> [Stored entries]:
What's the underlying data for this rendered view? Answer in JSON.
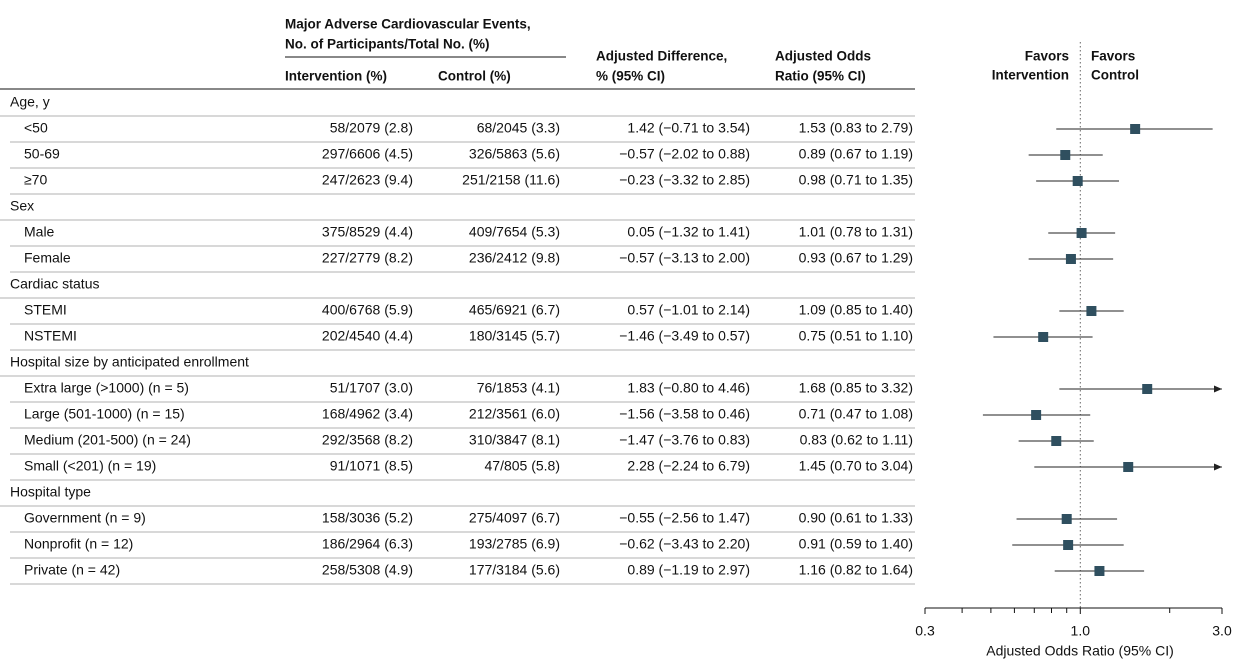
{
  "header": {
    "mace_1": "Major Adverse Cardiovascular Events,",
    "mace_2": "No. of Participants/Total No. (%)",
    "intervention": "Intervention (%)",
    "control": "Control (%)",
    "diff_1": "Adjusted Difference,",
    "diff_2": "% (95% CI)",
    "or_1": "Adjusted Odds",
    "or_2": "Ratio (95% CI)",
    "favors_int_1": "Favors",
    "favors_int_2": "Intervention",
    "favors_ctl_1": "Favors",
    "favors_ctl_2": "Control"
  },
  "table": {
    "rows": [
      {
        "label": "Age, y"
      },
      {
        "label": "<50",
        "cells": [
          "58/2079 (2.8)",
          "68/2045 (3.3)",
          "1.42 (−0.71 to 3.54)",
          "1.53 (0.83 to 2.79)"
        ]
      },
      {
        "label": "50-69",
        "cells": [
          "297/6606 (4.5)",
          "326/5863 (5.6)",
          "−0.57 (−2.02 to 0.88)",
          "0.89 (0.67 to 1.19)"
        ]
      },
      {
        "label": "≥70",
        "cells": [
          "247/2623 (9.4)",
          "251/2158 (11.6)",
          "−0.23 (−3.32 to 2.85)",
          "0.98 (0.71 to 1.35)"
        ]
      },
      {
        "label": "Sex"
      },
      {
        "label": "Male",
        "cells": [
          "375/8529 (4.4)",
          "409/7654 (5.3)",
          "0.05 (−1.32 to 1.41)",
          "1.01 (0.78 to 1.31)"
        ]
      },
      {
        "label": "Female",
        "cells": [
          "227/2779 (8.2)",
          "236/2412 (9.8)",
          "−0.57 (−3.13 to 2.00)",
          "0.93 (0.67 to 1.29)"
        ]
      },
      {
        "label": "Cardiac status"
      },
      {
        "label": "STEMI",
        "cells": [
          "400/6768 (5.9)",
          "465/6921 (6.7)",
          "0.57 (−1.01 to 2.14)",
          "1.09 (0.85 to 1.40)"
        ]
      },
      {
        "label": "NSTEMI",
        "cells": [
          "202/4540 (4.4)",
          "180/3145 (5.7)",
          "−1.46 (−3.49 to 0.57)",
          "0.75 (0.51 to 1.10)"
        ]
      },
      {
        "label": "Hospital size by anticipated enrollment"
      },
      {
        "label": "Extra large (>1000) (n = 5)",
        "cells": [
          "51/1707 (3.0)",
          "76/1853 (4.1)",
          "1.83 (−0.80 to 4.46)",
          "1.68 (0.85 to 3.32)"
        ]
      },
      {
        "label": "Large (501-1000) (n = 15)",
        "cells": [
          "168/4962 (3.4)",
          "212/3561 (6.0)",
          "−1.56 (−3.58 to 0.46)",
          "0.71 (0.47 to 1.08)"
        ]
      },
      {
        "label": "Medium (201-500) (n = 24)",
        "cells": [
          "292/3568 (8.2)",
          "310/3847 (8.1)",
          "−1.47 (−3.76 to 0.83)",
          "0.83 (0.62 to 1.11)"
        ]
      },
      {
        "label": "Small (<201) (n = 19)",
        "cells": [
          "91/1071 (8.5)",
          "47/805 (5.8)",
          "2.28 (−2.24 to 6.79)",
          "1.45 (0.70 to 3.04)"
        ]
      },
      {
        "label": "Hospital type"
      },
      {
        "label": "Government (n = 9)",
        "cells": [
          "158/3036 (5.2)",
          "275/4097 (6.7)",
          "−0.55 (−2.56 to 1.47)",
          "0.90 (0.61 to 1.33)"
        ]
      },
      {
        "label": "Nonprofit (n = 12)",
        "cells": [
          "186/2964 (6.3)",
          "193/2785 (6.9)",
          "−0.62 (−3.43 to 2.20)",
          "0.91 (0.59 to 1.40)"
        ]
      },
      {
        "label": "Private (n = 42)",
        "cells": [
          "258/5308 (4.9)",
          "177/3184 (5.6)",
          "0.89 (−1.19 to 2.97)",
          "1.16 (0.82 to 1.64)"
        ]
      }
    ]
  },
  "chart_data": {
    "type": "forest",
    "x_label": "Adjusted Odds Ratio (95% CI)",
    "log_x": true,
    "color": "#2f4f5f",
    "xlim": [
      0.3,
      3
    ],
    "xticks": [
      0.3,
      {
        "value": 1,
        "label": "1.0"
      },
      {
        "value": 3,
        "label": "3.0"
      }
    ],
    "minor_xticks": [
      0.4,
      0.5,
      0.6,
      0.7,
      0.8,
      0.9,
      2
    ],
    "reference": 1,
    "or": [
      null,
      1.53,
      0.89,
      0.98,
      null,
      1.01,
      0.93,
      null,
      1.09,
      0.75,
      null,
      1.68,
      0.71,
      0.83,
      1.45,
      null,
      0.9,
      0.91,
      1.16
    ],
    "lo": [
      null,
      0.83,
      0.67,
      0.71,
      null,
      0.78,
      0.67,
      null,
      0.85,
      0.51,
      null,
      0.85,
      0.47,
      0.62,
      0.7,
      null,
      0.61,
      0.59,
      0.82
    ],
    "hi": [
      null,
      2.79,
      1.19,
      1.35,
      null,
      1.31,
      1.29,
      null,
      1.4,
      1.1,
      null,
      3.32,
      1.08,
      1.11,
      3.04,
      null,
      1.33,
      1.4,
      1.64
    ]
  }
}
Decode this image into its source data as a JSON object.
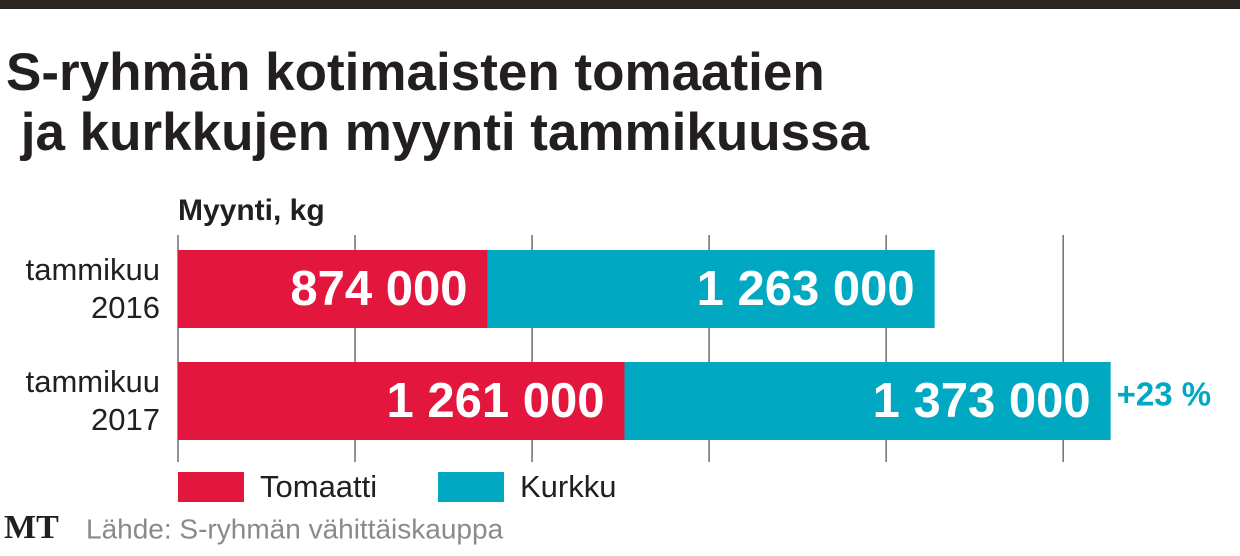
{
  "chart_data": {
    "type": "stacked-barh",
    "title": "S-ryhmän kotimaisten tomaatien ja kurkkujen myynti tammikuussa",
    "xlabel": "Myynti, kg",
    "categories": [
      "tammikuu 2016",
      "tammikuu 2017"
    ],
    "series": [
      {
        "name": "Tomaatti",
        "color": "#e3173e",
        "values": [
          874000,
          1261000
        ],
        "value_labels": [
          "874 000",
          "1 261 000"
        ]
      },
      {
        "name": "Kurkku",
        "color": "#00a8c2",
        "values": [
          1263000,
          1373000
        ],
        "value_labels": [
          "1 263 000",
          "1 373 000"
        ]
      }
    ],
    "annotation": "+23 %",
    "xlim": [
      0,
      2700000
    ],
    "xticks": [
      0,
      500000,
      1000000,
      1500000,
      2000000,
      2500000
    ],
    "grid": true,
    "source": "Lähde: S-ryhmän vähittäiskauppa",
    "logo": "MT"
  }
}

> [Do this]: Skip the pictures and transcribe the rest of the records exactly.

> [Task output]:
What's the underlying data for this rendered view? Answer in JSON.
{
  "header": {
    "mace_1": "Major Adverse Cardiovascular Events,",
    "mace_2": "No. of Participants/Total No. (%)",
    "intervention": "Intervention (%)",
    "control": "Control (%)",
    "diff_1": "Adjusted Difference,",
    "diff_2": "% (95% CI)",
    "or_1": "Adjusted Odds",
    "or_2": "Ratio (95% CI)",
    "favors_int_1": "Favors",
    "favors_int_2": "Intervention",
    "favors_ctl_1": "Favors",
    "favors_ctl_2": "Control"
  },
  "table": {
    "rows": [
      {
        "label": "Age, y"
      },
      {
        "label": "<50",
        "cells": [
          "58/2079 (2.8)",
          "68/2045 (3.3)",
          "1.42 (−0.71 to 3.54)",
          "1.53 (0.83 to 2.79)"
        ]
      },
      {
        "label": "50-69",
        "cells": [
          "297/6606 (4.5)",
          "326/5863 (5.6)",
          "−0.57 (−2.02 to 0.88)",
          "0.89 (0.67 to 1.19)"
        ]
      },
      {
        "label": "≥70",
        "cells": [
          "247/2623 (9.4)",
          "251/2158 (11.6)",
          "−0.23 (−3.32 to 2.85)",
          "0.98 (0.71 to 1.35)"
        ]
      },
      {
        "label": "Sex"
      },
      {
        "label": "Male",
        "cells": [
          "375/8529 (4.4)",
          "409/7654 (5.3)",
          "0.05 (−1.32 to 1.41)",
          "1.01 (0.78 to 1.31)"
        ]
      },
      {
        "label": "Female",
        "cells": [
          "227/2779 (8.2)",
          "236/2412 (9.8)",
          "−0.57 (−3.13 to 2.00)",
          "0.93 (0.67 to 1.29)"
        ]
      },
      {
        "label": "Cardiac status"
      },
      {
        "label": "STEMI",
        "cells": [
          "400/6768 (5.9)",
          "465/6921 (6.7)",
          "0.57 (−1.01 to 2.14)",
          "1.09 (0.85 to 1.40)"
        ]
      },
      {
        "label": "NSTEMI",
        "cells": [
          "202/4540 (4.4)",
          "180/3145 (5.7)",
          "−1.46 (−3.49 to 0.57)",
          "0.75 (0.51 to 1.10)"
        ]
      },
      {
        "label": "Hospital size by anticipated enrollment"
      },
      {
        "label": "Extra large (>1000) (n = 5)",
        "cells": [
          "51/1707 (3.0)",
          "76/1853 (4.1)",
          "1.83 (−0.80 to 4.46)",
          "1.68 (0.85 to 3.32)"
        ]
      },
      {
        "label": "Large (501-1000) (n = 15)",
        "cells": [
          "168/4962 (3.4)",
          "212/3561 (6.0)",
          "−1.56 (−3.58 to 0.46)",
          "0.71 (0.47 to 1.08)"
        ]
      },
      {
        "label": "Medium (201-500) (n = 24)",
        "cells": [
          "292/3568 (8.2)",
          "310/3847 (8.1)",
          "−1.47 (−3.76 to 0.83)",
          "0.83 (0.62 to 1.11)"
        ]
      },
      {
        "label": "Small (<201) (n = 19)",
        "cells": [
          "91/1071 (8.5)",
          "47/805 (5.8)",
          "2.28 (−2.24 to 6.79)",
          "1.45 (0.70 to 3.04)"
        ]
      },
      {
        "label": "Hospital type"
      },
      {
        "label": "Government (n = 9)",
        "cells": [
          "158/3036 (5.2)",
          "275/4097 (6.7)",
          "−0.55 (−2.56 to 1.47)",
          "0.90 (0.61 to 1.33)"
        ]
      },
      {
        "label": "Nonprofit (n = 12)",
        "cells": [
          "186/2964 (6.3)",
          "193/2785 (6.9)",
          "−0.62 (−3.43 to 2.20)",
          "0.91 (0.59 to 1.40)"
        ]
      },
      {
        "label": "Private (n = 42)",
        "cells": [
          "258/5308 (4.9)",
          "177/3184 (5.6)",
          "0.89 (−1.19 to 2.97)",
          "1.16 (0.82 to 1.64)"
        ]
      }
    ]
  },
  "chart_data": {
    "type": "forest",
    "x_label": "Adjusted Odds Ratio (95% CI)",
    "log_x": true,
    "color": "#2f4f5f",
    "xlim": [
      0.3,
      3
    ],
    "xticks": [
      0.3,
      {
        "value": 1,
        "label": "1.0"
      },
      {
        "value": 3,
        "label": "3.0"
      }
    ],
    "minor_xticks": [
      0.4,
      0.5,
      0.6,
      0.7,
      0.8,
      0.9,
      2
    ],
    "reference": 1,
    "or": [
      null,
      1.53,
      0.89,
      0.98,
      null,
      1.01,
      0.93,
      null,
      1.09,
      0.75,
      null,
      1.68,
      0.71,
      0.83,
      1.45,
      null,
      0.9,
      0.91,
      1.16
    ],
    "lo": [
      null,
      0.83,
      0.67,
      0.71,
      null,
      0.78,
      0.67,
      null,
      0.85,
      0.51,
      null,
      0.85,
      0.47,
      0.62,
      0.7,
      null,
      0.61,
      0.59,
      0.82
    ],
    "hi": [
      null,
      2.79,
      1.19,
      1.35,
      null,
      1.31,
      1.29,
      null,
      1.4,
      1.1,
      null,
      3.32,
      1.08,
      1.11,
      3.04,
      null,
      1.33,
      1.4,
      1.64
    ]
  }
}
Decode this image into its source data as a JSON object.
{
  "chart_data": {
    "type": "stacked-barh",
    "title": "S-ryhmän kotimaisten tomaatien ja kurkkujen myynti tammikuussa",
    "xlabel": "Myynti, kg",
    "categories": [
      "tammikuu 2016",
      "tammikuu 2017"
    ],
    "series": [
      {
        "name": "Tomaatti",
        "color": "#e3173e",
        "values": [
          874000,
          1261000
        ],
        "value_labels": [
          "874 000",
          "1 261 000"
        ]
      },
      {
        "name": "Kurkku",
        "color": "#00a8c2",
        "values": [
          1263000,
          1373000
        ],
        "value_labels": [
          "1 263 000",
          "1 373 000"
        ]
      }
    ],
    "annotation": "+23 %",
    "xlim": [
      0,
      2700000
    ],
    "xticks": [
      0,
      500000,
      1000000,
      1500000,
      2000000,
      2500000
    ],
    "grid": true,
    "source": "Lähde: S-ryhmän vähittäiskauppa",
    "logo": "MT"
  }
}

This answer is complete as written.